_The request_. Filter the data below for the string "xlabel" and copy each matching line.

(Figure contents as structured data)
***

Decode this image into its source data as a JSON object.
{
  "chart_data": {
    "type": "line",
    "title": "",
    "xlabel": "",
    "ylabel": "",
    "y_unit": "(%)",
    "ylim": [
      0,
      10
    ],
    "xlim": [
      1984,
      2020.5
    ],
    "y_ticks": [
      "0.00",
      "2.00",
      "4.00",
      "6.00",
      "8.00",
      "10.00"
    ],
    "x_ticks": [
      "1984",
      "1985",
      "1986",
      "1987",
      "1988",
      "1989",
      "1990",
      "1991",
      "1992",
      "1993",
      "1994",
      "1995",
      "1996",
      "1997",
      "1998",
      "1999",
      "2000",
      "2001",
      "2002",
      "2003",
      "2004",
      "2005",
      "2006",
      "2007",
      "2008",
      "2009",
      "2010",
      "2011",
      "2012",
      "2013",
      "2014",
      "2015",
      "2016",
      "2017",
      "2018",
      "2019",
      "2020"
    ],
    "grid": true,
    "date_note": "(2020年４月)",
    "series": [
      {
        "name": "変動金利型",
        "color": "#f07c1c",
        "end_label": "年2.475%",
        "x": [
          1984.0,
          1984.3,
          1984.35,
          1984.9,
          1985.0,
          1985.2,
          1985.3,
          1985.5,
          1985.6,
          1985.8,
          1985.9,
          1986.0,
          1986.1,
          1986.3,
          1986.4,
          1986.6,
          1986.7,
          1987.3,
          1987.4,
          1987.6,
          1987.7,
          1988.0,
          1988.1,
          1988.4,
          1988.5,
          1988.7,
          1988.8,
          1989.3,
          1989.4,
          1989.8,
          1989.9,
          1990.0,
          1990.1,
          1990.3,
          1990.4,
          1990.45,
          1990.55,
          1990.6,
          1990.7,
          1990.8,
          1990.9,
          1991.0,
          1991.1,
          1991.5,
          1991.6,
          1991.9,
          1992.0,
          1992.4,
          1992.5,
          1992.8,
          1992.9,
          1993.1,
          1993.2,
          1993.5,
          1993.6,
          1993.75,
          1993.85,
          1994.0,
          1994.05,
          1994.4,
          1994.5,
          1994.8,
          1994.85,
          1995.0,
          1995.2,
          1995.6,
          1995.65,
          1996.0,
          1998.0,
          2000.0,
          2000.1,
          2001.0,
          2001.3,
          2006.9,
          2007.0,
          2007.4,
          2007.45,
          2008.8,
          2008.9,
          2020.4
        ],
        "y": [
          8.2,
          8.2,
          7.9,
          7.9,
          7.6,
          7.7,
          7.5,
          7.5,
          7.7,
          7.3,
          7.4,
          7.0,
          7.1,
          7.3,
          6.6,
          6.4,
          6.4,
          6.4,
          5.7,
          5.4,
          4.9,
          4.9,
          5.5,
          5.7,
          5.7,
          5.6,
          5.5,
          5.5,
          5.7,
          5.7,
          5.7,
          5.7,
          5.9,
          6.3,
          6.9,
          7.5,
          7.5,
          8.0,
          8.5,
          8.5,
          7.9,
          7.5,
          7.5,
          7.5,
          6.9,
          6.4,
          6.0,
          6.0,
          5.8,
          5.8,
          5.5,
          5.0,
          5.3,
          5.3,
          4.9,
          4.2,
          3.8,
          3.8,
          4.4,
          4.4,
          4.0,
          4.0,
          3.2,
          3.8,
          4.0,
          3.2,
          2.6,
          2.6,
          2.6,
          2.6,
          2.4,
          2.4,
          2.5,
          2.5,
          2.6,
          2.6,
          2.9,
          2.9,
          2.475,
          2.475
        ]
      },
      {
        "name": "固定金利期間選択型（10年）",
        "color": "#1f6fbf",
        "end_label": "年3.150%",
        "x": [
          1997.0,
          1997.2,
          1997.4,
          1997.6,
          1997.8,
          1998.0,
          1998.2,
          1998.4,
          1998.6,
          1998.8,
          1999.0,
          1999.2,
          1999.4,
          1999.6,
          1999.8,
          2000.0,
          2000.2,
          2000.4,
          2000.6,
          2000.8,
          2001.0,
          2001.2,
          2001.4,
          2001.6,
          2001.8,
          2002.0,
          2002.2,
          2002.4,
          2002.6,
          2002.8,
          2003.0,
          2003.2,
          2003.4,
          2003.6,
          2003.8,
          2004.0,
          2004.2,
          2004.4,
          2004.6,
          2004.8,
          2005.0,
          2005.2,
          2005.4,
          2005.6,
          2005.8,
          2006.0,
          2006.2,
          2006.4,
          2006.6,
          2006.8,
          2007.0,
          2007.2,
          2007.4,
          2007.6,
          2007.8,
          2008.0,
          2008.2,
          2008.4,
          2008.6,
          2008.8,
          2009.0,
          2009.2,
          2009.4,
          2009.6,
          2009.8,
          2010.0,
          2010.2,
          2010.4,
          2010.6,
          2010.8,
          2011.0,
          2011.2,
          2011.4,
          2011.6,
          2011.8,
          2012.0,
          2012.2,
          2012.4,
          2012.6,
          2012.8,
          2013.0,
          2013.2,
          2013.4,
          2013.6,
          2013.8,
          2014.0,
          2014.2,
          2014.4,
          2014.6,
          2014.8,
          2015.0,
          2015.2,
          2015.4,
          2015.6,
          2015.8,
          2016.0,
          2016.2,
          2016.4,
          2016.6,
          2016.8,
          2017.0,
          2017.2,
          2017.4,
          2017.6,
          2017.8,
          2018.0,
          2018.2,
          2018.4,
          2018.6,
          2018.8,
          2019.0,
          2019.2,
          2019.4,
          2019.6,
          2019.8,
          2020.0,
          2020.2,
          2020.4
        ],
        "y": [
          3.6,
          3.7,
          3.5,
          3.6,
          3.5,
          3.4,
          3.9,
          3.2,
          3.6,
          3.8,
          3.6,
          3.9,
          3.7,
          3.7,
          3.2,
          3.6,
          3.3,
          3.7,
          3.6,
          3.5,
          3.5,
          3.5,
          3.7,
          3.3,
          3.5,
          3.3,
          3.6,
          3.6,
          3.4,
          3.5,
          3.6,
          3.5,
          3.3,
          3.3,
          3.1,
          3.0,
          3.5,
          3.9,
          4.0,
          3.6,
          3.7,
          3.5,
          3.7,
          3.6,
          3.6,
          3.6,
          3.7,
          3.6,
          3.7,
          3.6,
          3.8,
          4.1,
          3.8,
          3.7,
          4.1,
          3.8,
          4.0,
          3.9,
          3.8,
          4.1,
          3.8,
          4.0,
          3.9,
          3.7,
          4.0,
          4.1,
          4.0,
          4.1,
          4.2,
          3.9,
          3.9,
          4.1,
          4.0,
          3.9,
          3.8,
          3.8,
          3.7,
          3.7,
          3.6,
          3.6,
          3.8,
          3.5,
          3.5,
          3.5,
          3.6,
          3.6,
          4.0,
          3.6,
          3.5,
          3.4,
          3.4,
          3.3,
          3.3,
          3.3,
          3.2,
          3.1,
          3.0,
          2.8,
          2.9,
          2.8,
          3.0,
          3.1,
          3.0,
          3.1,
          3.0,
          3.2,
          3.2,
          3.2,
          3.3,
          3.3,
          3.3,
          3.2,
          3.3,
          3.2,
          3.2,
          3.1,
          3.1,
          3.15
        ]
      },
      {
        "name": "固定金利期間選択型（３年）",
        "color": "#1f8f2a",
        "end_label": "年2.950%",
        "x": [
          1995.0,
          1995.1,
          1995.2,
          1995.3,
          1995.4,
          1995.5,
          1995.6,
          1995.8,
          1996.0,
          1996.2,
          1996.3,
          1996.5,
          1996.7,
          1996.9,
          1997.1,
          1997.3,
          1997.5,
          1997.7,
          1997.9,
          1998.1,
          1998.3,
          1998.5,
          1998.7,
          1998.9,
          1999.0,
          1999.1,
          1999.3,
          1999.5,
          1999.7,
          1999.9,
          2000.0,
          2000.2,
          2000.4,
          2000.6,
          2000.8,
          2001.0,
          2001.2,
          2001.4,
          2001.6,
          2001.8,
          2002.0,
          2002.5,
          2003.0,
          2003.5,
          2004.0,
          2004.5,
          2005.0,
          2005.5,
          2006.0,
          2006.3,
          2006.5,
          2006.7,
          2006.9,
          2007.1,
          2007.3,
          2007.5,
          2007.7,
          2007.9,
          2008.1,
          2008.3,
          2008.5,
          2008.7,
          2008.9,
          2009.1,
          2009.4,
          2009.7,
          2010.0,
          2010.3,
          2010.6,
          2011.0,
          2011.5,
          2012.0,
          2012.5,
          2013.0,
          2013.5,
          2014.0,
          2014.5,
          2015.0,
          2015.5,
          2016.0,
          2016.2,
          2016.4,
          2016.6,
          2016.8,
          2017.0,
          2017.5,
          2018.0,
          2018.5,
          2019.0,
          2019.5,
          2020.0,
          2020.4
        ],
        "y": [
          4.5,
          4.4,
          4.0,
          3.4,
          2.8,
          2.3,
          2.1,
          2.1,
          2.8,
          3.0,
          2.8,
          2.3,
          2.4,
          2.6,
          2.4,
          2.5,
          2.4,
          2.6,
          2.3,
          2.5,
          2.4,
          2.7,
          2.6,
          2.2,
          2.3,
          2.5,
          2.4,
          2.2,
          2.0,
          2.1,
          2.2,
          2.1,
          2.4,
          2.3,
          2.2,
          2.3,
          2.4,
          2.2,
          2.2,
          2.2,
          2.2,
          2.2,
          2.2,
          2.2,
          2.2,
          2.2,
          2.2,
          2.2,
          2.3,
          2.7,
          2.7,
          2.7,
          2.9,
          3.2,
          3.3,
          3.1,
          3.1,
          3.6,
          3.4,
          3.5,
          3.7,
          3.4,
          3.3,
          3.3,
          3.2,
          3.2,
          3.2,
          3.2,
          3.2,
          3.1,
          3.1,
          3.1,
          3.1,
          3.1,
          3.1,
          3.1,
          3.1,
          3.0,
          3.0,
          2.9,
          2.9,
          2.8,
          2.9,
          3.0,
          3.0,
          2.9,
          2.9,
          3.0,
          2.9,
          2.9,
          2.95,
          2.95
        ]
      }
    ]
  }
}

***

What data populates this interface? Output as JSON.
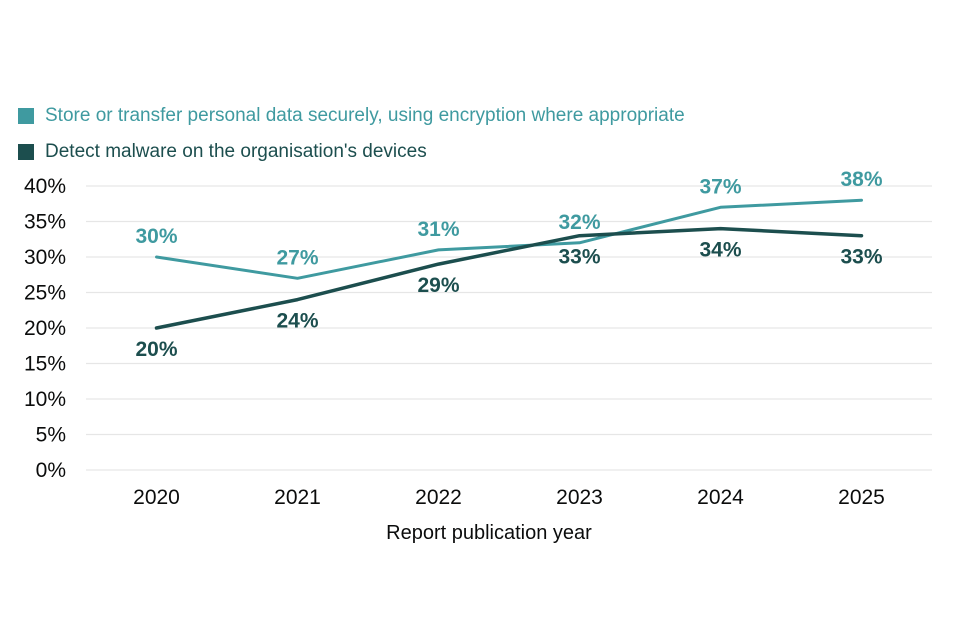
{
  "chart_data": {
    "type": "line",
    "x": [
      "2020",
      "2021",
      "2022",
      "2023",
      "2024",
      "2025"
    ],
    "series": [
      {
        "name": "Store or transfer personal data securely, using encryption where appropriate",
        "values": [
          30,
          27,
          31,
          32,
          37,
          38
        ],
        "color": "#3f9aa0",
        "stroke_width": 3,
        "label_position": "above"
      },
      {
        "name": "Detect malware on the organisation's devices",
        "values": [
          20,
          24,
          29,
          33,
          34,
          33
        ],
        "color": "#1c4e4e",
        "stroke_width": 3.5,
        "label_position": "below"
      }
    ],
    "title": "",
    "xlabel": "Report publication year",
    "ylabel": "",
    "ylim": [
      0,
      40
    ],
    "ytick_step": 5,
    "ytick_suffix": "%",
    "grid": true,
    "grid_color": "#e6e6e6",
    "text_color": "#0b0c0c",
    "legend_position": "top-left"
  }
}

***

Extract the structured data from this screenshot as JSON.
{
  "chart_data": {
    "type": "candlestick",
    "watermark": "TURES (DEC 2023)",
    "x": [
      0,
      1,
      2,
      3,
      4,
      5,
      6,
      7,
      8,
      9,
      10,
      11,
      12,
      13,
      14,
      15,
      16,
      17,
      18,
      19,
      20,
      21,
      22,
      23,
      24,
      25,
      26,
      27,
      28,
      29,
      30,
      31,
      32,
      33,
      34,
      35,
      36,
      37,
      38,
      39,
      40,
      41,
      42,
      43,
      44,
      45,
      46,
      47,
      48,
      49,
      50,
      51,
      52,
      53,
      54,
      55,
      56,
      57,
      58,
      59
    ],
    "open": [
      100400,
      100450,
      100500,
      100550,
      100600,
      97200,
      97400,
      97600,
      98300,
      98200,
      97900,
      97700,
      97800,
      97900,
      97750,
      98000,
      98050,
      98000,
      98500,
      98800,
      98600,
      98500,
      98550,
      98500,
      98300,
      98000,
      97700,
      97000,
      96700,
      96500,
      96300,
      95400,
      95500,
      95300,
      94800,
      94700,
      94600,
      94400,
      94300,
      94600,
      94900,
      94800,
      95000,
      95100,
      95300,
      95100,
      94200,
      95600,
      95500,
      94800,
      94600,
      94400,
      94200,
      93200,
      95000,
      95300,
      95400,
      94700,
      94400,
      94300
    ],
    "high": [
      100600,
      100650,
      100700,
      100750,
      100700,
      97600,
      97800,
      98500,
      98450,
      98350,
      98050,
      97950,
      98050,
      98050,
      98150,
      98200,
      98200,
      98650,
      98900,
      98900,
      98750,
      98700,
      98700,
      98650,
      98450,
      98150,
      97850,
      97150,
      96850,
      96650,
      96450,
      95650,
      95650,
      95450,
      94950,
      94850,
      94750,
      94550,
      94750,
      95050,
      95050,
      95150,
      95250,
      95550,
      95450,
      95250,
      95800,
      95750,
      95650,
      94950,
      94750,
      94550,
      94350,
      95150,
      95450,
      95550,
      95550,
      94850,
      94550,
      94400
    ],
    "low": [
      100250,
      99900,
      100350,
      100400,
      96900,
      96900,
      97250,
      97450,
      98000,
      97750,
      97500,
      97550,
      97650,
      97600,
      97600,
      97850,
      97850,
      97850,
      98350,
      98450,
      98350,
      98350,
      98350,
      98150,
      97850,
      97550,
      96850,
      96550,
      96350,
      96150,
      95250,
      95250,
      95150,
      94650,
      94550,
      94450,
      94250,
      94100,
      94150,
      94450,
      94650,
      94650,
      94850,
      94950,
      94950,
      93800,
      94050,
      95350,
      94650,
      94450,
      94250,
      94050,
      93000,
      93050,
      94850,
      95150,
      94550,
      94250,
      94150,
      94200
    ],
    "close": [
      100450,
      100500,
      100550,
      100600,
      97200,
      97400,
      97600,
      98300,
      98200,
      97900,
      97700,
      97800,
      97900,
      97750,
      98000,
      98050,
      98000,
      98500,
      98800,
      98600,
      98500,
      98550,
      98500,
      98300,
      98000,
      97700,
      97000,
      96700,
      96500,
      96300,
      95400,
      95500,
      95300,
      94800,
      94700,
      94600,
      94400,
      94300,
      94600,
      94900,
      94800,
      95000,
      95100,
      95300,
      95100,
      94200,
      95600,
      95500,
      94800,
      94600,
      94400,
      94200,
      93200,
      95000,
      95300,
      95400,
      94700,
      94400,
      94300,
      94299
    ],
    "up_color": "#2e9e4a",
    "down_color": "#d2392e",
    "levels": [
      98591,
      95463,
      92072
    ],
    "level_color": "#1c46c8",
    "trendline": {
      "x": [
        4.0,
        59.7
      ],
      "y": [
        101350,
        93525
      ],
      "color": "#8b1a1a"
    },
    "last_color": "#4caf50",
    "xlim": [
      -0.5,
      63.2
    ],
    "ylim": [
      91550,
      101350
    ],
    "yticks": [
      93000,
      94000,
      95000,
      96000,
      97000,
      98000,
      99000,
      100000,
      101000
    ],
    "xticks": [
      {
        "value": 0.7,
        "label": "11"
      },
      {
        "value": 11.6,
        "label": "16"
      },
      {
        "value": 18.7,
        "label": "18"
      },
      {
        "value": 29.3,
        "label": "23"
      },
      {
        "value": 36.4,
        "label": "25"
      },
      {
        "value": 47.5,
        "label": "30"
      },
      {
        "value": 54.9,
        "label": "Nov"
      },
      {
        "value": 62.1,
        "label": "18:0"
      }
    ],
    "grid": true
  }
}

***

_Result of this task_.
    "xlabel": "",
    "xlabel": "Report publication year",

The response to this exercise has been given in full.